Task: Look through the lines below and extract any with the word "oladi".

(Saved data entries)
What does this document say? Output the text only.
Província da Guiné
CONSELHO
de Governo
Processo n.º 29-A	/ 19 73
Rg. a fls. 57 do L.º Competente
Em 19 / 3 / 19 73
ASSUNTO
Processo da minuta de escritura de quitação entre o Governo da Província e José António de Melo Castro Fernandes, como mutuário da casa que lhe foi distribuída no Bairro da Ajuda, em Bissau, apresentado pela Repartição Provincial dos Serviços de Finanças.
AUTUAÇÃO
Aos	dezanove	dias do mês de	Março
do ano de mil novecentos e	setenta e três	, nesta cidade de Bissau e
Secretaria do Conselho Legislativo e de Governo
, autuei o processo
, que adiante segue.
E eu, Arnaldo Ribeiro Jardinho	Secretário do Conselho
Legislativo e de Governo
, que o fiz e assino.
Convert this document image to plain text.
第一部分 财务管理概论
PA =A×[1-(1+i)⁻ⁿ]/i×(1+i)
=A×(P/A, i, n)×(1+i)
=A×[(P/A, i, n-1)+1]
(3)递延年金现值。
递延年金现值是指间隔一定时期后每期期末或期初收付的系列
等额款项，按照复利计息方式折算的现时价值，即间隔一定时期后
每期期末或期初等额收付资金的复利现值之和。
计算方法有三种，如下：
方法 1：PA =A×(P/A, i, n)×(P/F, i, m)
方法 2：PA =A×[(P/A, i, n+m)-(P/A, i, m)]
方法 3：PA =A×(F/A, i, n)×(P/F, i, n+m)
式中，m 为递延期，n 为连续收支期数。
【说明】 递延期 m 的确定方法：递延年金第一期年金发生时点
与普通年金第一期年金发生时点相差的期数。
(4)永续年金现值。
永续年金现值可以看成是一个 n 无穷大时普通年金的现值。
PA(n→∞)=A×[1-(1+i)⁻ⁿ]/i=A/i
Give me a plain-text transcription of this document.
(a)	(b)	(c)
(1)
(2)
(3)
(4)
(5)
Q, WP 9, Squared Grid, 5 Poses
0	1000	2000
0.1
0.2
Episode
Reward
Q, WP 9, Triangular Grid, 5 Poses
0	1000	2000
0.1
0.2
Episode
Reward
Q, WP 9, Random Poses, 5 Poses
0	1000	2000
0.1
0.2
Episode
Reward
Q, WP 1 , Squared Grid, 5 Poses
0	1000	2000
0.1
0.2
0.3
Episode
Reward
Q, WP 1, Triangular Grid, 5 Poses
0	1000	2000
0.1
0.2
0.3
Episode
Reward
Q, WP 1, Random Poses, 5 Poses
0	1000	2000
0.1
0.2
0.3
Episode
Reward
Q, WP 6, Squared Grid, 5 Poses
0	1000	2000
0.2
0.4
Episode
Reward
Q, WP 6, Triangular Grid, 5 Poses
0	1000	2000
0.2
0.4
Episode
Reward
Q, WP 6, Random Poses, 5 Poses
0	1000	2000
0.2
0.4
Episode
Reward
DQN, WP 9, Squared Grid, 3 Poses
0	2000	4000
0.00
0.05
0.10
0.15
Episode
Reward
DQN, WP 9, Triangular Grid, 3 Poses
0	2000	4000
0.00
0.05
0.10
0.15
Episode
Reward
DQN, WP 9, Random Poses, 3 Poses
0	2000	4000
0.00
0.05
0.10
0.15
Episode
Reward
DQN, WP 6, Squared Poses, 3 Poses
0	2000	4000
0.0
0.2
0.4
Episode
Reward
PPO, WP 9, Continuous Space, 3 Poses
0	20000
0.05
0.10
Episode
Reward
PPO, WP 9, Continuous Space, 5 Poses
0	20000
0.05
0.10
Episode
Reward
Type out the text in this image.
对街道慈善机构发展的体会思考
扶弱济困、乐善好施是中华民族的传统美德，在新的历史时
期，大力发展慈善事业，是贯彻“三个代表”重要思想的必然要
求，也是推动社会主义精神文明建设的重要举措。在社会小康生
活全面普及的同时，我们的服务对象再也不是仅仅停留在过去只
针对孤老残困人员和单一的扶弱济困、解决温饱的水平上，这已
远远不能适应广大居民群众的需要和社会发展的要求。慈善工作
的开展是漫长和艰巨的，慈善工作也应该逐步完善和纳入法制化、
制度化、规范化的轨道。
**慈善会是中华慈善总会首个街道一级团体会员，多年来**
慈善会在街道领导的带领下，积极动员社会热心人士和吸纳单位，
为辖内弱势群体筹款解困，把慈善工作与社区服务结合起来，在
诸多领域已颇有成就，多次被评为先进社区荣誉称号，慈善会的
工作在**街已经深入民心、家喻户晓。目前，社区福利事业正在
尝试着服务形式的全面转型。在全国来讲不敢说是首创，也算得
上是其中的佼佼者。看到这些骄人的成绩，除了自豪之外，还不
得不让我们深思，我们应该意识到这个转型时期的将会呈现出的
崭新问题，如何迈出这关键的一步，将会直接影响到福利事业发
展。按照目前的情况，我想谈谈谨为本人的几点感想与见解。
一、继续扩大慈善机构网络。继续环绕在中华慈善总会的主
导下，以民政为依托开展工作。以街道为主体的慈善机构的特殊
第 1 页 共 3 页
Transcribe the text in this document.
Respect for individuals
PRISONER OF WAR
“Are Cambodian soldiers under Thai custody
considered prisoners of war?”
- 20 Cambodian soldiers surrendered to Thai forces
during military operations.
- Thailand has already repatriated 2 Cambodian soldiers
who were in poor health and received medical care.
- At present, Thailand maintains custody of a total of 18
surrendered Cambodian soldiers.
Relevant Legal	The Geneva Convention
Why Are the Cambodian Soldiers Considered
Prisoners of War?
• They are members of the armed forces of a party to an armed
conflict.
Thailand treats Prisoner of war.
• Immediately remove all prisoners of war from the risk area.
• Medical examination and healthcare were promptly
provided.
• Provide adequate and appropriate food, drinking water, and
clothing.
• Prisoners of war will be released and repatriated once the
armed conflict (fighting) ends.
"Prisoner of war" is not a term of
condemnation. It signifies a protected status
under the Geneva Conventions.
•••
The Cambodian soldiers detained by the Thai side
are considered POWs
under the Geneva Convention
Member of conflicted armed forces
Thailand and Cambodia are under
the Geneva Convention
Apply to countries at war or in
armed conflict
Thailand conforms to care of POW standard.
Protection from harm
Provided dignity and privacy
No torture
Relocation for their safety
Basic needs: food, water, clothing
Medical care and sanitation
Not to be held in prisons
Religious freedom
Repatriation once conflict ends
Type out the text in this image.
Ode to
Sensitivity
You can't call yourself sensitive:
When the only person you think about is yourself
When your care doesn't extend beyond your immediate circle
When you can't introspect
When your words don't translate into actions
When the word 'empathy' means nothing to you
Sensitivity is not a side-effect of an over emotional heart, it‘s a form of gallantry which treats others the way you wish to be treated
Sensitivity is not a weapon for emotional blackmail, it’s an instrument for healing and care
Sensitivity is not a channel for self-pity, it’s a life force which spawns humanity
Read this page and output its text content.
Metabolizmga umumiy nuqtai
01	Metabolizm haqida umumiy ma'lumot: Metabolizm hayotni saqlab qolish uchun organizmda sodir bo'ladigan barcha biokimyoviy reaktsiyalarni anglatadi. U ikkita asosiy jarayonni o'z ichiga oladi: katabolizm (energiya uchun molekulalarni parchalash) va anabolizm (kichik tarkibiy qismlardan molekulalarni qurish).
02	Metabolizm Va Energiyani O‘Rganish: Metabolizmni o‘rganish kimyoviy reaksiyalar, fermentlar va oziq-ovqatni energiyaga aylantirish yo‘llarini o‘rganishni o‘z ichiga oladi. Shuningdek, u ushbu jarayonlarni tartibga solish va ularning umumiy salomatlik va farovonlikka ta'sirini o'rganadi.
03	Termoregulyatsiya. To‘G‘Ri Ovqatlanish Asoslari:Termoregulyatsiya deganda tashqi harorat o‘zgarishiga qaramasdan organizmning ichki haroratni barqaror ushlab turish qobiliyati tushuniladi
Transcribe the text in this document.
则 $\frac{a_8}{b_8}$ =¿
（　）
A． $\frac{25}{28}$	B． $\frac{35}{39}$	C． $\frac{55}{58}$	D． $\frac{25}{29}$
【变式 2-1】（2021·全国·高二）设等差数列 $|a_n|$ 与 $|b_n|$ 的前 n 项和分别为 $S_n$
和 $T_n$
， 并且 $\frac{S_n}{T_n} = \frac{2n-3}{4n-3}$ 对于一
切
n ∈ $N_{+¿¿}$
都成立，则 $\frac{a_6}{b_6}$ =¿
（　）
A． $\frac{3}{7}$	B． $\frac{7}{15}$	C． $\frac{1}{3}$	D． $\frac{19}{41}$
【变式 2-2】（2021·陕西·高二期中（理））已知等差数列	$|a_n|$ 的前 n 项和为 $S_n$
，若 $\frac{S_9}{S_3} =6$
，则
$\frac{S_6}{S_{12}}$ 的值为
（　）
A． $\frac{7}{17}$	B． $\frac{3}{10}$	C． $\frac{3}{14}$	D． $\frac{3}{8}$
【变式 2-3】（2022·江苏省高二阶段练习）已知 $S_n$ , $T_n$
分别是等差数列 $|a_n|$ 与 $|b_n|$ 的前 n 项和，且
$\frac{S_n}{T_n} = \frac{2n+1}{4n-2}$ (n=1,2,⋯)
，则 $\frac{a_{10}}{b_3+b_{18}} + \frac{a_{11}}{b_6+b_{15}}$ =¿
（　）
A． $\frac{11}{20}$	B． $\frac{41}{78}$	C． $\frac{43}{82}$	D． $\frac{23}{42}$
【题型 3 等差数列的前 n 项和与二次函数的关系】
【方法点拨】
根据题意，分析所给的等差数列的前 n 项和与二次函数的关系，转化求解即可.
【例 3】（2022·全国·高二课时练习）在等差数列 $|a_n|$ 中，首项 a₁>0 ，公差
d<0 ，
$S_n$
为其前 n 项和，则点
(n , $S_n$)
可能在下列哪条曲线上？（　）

Exercise output:
01	Metabolizm haqida umumiy ma'lumot: Metabolizm hayotni saqlab qolish uchun organizmda sodir bo'ladigan barcha biokimyoviy reaktsiyalarni anglatadi. U ikkita asosiy jarayonni o'z ichiga oladi: katabolizm (energiya uchun molekulalarni parchalash) va anabolizm (kichik tarkibiy qismlardan molekulalarni qurish).
02	Metabolizm Va Energiyani O‘Rganish: Metabolizmni o‘rganish kimyoviy reaksiyalar, fermentlar va oziq-ovqatni energiyaga aylantirish yo‘llarini o‘rganishni o‘z ichiga oladi. Shuningdek, u ushbu jarayonlarni tartibga solish va ularning umumiy salomatlik va farovonlikka ta'sirini o'rganadi.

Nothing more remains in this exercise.